Written request:
Copy every line of the records below that holds the word "xlabel".
------ Source material ------
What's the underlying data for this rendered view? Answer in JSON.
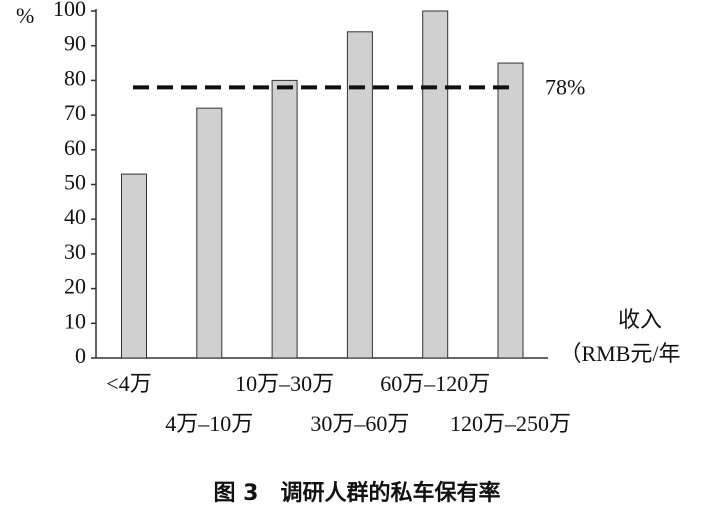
{
  "chart_data": {
    "type": "bar",
    "title": "图 3　调研人群的私车保有率",
    "ylabel": "%",
    "xlabel": [
      "收入",
      "（RMB元/年"
    ],
    "categories": [
      "<4万",
      "4万–10万",
      "10万–30万",
      "30万–60万",
      "60万–120万",
      "120万–250万"
    ],
    "values": [
      53,
      72,
      80,
      94,
      100,
      85
    ],
    "color": "#d0d0d0",
    "ylim": [
      0,
      100
    ],
    "yticks": [
      0,
      10,
      20,
      30,
      40,
      50,
      60,
      70,
      80,
      90,
      100
    ],
    "reference_line": {
      "value": 78,
      "label": "78%"
    }
  }
}
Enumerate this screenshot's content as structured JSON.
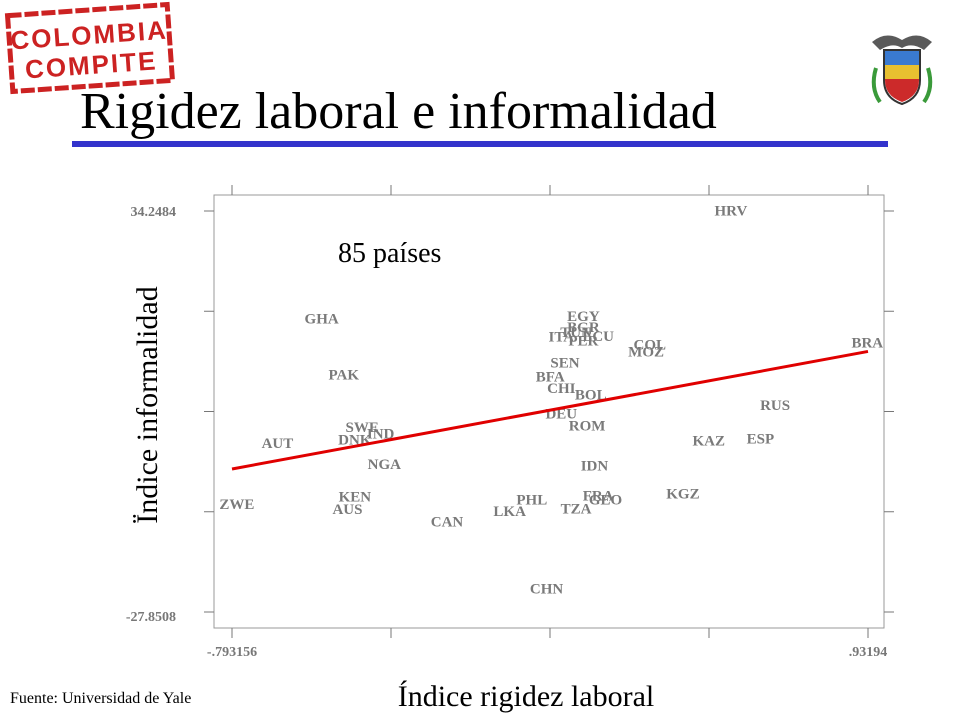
{
  "logo": {
    "line1": "COLOMBIA",
    "line2": "COMPITE"
  },
  "crest_icon": "colombia-coat-of-arms-icon",
  "title": "Rigidez laboral e informalidad",
  "source": "Fuente: Universidad de Yale",
  "colors": {
    "title_rule": "#3333cc",
    "fit_line": "#e00000",
    "labels": "#7a7a7a",
    "stamp": "#cc2222"
  },
  "chart_data": {
    "type": "scatter",
    "xlabel": "Índice rigidez laboral",
    "ylabel": "Ïndice informalidad",
    "annotation": "85 países",
    "x_ticks": [
      "-.793156",
      ".93194"
    ],
    "y_ticks": [
      "34.2484",
      "-27.8508"
    ],
    "xlim": [
      -0.793156,
      0.93194
    ],
    "ylim": [
      -27.8508,
      34.2484
    ],
    "grid": false,
    "points": [
      {
        "label": "HRV",
        "x": 0.56,
        "y": 34.3
      },
      {
        "label": "GHA",
        "x": -0.55,
        "y": 17.6
      },
      {
        "label": "EGY",
        "x": 0.16,
        "y": 18.0
      },
      {
        "label": "BGR",
        "x": 0.16,
        "y": 16.3
      },
      {
        "label": "TUN",
        "x": 0.14,
        "y": 15.5
      },
      {
        "label": "ITA",
        "x": 0.1,
        "y": 14.8
      },
      {
        "label": "ECU",
        "x": 0.2,
        "y": 14.9
      },
      {
        "label": "PER",
        "x": 0.16,
        "y": 14.2
      },
      {
        "label": "COL",
        "x": 0.34,
        "y": 13.6
      },
      {
        "label": "MOZ",
        "x": 0.33,
        "y": 12.5
      },
      {
        "label": "BRA",
        "x": 0.93,
        "y": 13.9
      },
      {
        "label": "SEN",
        "x": 0.11,
        "y": 10.8
      },
      {
        "label": "PAK",
        "x": -0.49,
        "y": 8.9
      },
      {
        "label": "BFA",
        "x": 0.07,
        "y": 8.6
      },
      {
        "label": "CHI",
        "x": 0.1,
        "y": 6.8
      },
      {
        "label": "BOL",
        "x": 0.18,
        "y": 5.8
      },
      {
        "label": "RUS",
        "x": 0.68,
        "y": 4.2
      },
      {
        "label": "DEU",
        "x": 0.1,
        "y": 2.9
      },
      {
        "label": "SWE",
        "x": -0.44,
        "y": 0.8
      },
      {
        "label": "IND",
        "x": -0.39,
        "y": -0.2
      },
      {
        "label": "ROM",
        "x": 0.17,
        "y": 1.0
      },
      {
        "label": "DNK",
        "x": -0.46,
        "y": -1.1
      },
      {
        "label": "AUT",
        "x": -0.67,
        "y": -1.7
      },
      {
        "label": "KAZ",
        "x": 0.5,
        "y": -1.3
      },
      {
        "label": "ESP",
        "x": 0.64,
        "y": -1.0
      },
      {
        "label": "NGA",
        "x": -0.38,
        "y": -4.9
      },
      {
        "label": "IDN",
        "x": 0.19,
        "y": -5.2
      },
      {
        "label": "KGZ",
        "x": 0.43,
        "y": -9.5
      },
      {
        "label": "KEN",
        "x": -0.46,
        "y": -10.0
      },
      {
        "label": "FRA",
        "x": 0.2,
        "y": -9.8
      },
      {
        "label": "PHL",
        "x": 0.02,
        "y": -10.4
      },
      {
        "label": "GEO",
        "x": 0.22,
        "y": -10.4
      },
      {
        "label": "ZWE",
        "x": -0.78,
        "y": -11.1
      },
      {
        "label": "AUS",
        "x": -0.48,
        "y": -11.9
      },
      {
        "label": "TZA",
        "x": 0.14,
        "y": -11.8
      },
      {
        "label": "LKA",
        "x": -0.04,
        "y": -12.2
      },
      {
        "label": "CAN",
        "x": -0.21,
        "y": -13.8
      },
      {
        "label": "CHN",
        "x": 0.06,
        "y": -24.2
      }
    ],
    "fit_line": [
      {
        "x": -0.793156,
        "y": -5.7
      },
      {
        "x": 0.93194,
        "y": 12.5
      }
    ]
  }
}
------
Full response:
    "xlabel": [
    "xlabel": "Índice rigidez laboral",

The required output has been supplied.